[Exercise brief] Copy each line in which the string "limited" occurs.
[Provided information start]
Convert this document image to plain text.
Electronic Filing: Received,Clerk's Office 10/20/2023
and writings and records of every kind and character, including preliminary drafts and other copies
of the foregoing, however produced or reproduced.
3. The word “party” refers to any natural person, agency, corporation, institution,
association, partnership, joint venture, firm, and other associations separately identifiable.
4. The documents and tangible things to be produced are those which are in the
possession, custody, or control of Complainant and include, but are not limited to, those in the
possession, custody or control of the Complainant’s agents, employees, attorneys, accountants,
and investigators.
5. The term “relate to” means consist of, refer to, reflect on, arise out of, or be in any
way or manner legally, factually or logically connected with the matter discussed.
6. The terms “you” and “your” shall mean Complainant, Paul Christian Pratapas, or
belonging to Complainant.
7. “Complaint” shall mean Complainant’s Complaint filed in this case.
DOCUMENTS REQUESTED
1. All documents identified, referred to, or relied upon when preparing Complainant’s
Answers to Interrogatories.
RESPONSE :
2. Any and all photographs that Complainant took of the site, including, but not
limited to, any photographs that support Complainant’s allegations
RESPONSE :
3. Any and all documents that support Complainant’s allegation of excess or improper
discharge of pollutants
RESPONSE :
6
[Provided information end]
[Task solution]
possession, custody, or control of Complainant and include, but are not limited to, those in the
limited to, any photographs that support Complainant’s allegations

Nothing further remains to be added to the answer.